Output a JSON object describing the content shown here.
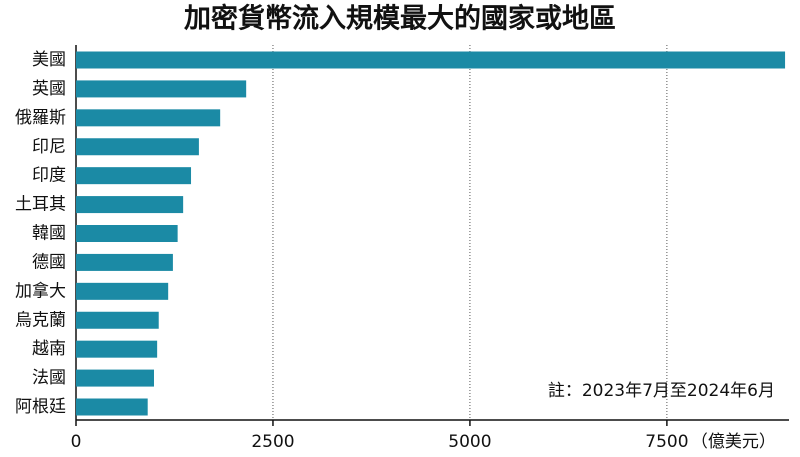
{
  "chart_data": {
    "type": "bar",
    "orientation": "horizontal",
    "title": "加密貨幣流入規模最大的國家或地區",
    "categories": [
      "美國",
      "英國",
      "俄羅斯",
      "印尼",
      "印度",
      "土耳其",
      "韓國",
      "德國",
      "加拿大",
      "烏克蘭",
      "越南",
      "法國",
      "阿根廷"
    ],
    "values": [
      9000,
      2160,
      1830,
      1560,
      1460,
      1360,
      1290,
      1230,
      1170,
      1050,
      1030,
      990,
      910
    ],
    "color": "#1b8aa5",
    "xlim": [
      0,
      9050
    ],
    "xticks": [
      0,
      2500,
      5000,
      7500
    ],
    "x_label": "（億美元）",
    "grid": true,
    "annotation": "註：2023年7月至2024年6月"
  }
}
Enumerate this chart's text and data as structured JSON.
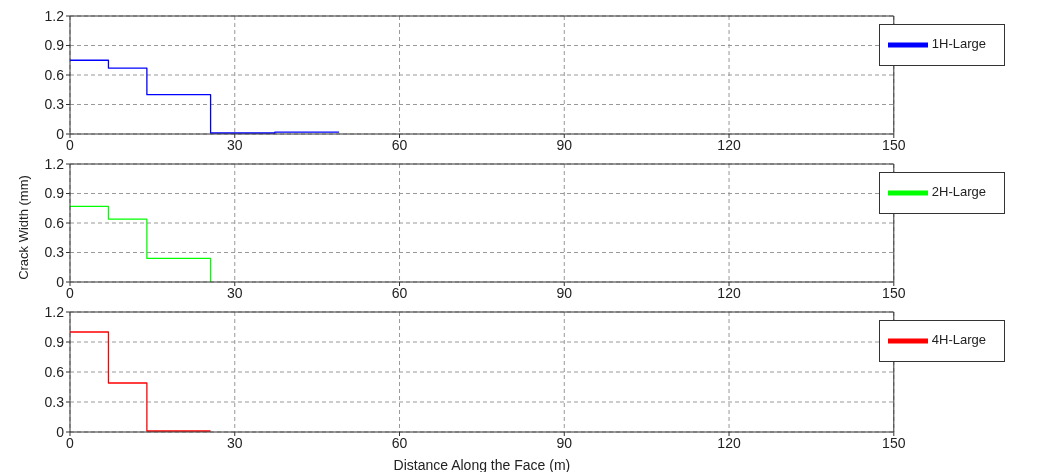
{
  "chart_data": [
    {
      "type": "step",
      "x": [
        0,
        7,
        14,
        25.6,
        37.3,
        49
      ],
      "series": [
        {
          "name": "1H-Large",
          "color": "#0000ff",
          "values": [
            0.75,
            0.67,
            0.4,
            0.01,
            0.02,
            0.02
          ]
        }
      ],
      "xlim": [
        0,
        150
      ],
      "xticks": [
        0,
        30,
        60,
        90,
        120,
        150
      ],
      "ylim": [
        0,
        1.2
      ],
      "yticks": [
        0,
        0.3,
        0.6,
        0.9,
        1.2
      ],
      "grid": true,
      "legend": "top right",
      "marker": "none",
      "line_style": "solid"
    },
    {
      "type": "step",
      "x": [
        0,
        7,
        14,
        25.6
      ],
      "ylabel": "Crack Width (mm)",
      "series": [
        {
          "name": "2H-Large",
          "color": "#00ff00",
          "values": [
            0.77,
            0.64,
            0.24,
            0
          ]
        }
      ],
      "xlim": [
        0,
        150
      ],
      "xticks": [
        0,
        30,
        60,
        90,
        120,
        150
      ],
      "ylim": [
        0,
        1.2
      ],
      "yticks": [
        0,
        0.3,
        0.6,
        0.9,
        1.2
      ],
      "grid": true,
      "legend": "top right",
      "marker": "none",
      "line_style": "solid"
    },
    {
      "type": "step",
      "x": [
        0,
        7,
        14,
        25.6
      ],
      "xlabel": "Distance Along the Face (m)",
      "series": [
        {
          "name": "4H-Large",
          "color": "#ff0000",
          "values": [
            1.0,
            0.49,
            0.01,
            0.01
          ]
        }
      ],
      "xlim": [
        0,
        150
      ],
      "xticks": [
        0,
        30,
        60,
        90,
        120,
        150
      ],
      "ylim": [
        0,
        1.2
      ],
      "yticks": [
        0,
        0.3,
        0.6,
        0.9,
        1.2
      ],
      "grid": true,
      "legend": "top right",
      "marker": "none",
      "line_style": "solid"
    }
  ]
}
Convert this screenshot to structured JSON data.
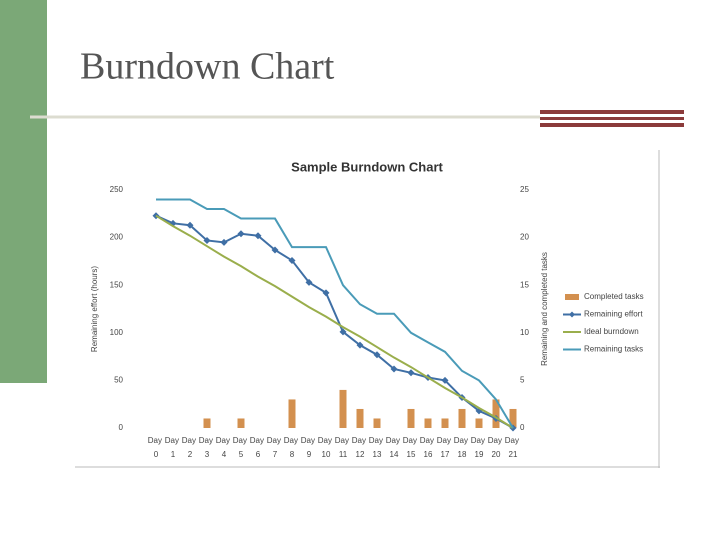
{
  "slide": {
    "title": "Burndown Chart"
  },
  "chart_data": {
    "type": "line",
    "title": "Sample Burndown Chart",
    "y_label": "Remaining effort (hours)",
    "y2_label": "Remaining and completed tasks",
    "categories": [
      "Day 0",
      "Day 1",
      "Day 2",
      "Day 3",
      "Day 4",
      "Day 5",
      "Day 6",
      "Day 7",
      "Day 8",
      "Day 9",
      "Day 10",
      "Day 11",
      "Day 12",
      "Day 13",
      "Day 14",
      "Day 15",
      "Day 16",
      "Day 17",
      "Day 18",
      "Day 19",
      "Day 20",
      "Day 21"
    ],
    "ylim": [
      0,
      250
    ],
    "yticks": [
      0,
      50,
      100,
      150,
      200,
      250
    ],
    "y2lim": [
      0,
      25
    ],
    "y2ticks": [
      0,
      5,
      10,
      15,
      20,
      25
    ],
    "legend": "right",
    "series": [
      {
        "name": "Completed tasks",
        "type": "bar",
        "axis": "y2",
        "color": "#d3904f",
        "values": [
          0,
          0,
          0,
          1,
          0,
          1,
          0,
          0,
          3,
          0,
          0,
          4,
          2,
          1,
          0,
          2,
          1,
          1,
          2,
          1,
          3,
          2
        ]
      },
      {
        "name": "Remaining effort",
        "type": "line",
        "marker": "diamond",
        "color": "#3f6fa5",
        "values": [
          223,
          215,
          213,
          197,
          195,
          204,
          202,
          187,
          176,
          153,
          142,
          101,
          87,
          77,
          62,
          58,
          53,
          50,
          32,
          18,
          10,
          0
        ]
      },
      {
        "name": "Ideal burndown",
        "type": "line",
        "color": "#9aae4c",
        "values": [
          223,
          212,
          202,
          191,
          180,
          170,
          159,
          149,
          138,
          127,
          117,
          106,
          96,
          85,
          74,
          64,
          53,
          42,
          32,
          21,
          11,
          0
        ]
      },
      {
        "name": "Remaining tasks",
        "type": "line",
        "axis": "y2",
        "color": "#4a9bb8",
        "values": [
          24,
          24,
          24,
          23,
          23,
          22,
          22,
          22,
          19,
          19,
          19,
          15,
          13,
          12,
          12,
          10,
          9,
          8,
          6,
          5,
          3,
          0
        ]
      }
    ]
  }
}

▶ _THE PROBLEM_
Search the data above for lines holding "structured" and copy each of them.

▶ _ANSWER IN FULL_
Enumerate this chart's text and data as structured JSON.
Convert this screenshot to structured JSON data.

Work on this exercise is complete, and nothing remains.